# Set problem
Find the lines holding "Министерство" and copy them.
───── Supplied entries ─────
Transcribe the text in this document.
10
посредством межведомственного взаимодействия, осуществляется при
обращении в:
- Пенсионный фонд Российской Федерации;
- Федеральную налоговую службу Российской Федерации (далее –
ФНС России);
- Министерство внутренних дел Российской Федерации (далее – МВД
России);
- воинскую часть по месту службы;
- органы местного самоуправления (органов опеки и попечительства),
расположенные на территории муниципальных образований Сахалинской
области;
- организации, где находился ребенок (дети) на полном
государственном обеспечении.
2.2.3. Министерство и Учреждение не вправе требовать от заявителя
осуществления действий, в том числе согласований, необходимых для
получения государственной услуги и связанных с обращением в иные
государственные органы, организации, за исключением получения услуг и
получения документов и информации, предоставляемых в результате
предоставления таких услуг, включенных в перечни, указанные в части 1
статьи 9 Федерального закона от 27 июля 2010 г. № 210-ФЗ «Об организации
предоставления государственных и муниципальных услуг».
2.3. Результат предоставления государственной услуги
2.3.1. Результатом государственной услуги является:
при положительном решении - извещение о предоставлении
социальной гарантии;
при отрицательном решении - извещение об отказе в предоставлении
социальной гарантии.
─────
───── Supplied entries ─────
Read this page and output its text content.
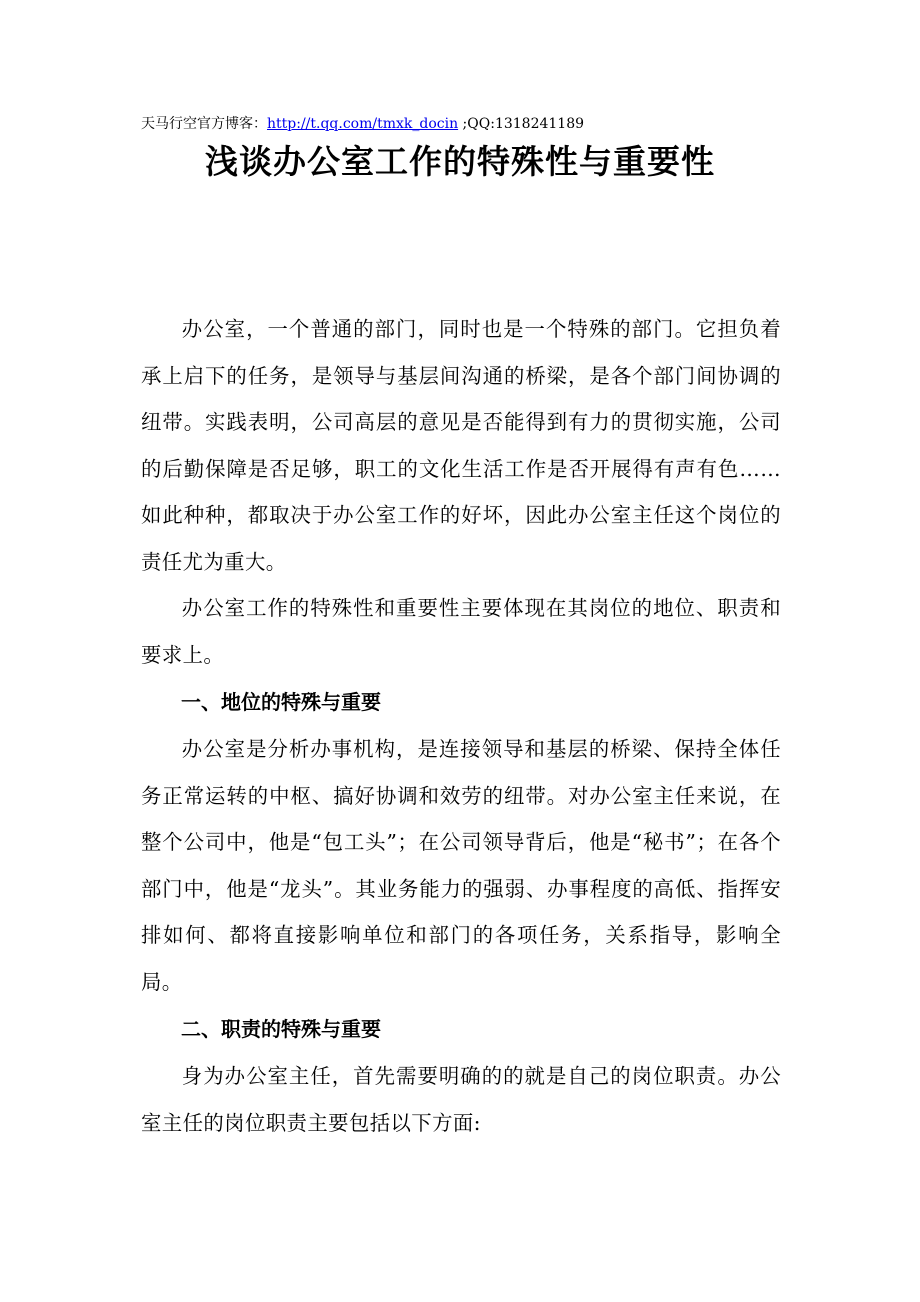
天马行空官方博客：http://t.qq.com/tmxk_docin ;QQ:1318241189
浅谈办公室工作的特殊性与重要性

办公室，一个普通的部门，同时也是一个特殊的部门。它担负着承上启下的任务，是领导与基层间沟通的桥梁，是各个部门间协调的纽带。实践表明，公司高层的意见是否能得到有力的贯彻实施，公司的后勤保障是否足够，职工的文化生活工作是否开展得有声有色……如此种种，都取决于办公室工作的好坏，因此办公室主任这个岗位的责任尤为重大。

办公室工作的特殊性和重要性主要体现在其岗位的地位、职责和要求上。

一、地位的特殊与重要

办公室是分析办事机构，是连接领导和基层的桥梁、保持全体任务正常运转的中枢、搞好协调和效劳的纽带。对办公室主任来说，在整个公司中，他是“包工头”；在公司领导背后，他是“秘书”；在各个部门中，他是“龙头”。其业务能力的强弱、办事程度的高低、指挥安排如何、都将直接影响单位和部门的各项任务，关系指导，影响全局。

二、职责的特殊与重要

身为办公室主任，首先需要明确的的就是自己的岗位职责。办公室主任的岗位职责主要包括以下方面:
─────
# Solution for this problem
- Министерство внутренних дел Российской Федерации (далее – МВД
2.2.3. Министерство и Учреждение не вправе требовать от заявителя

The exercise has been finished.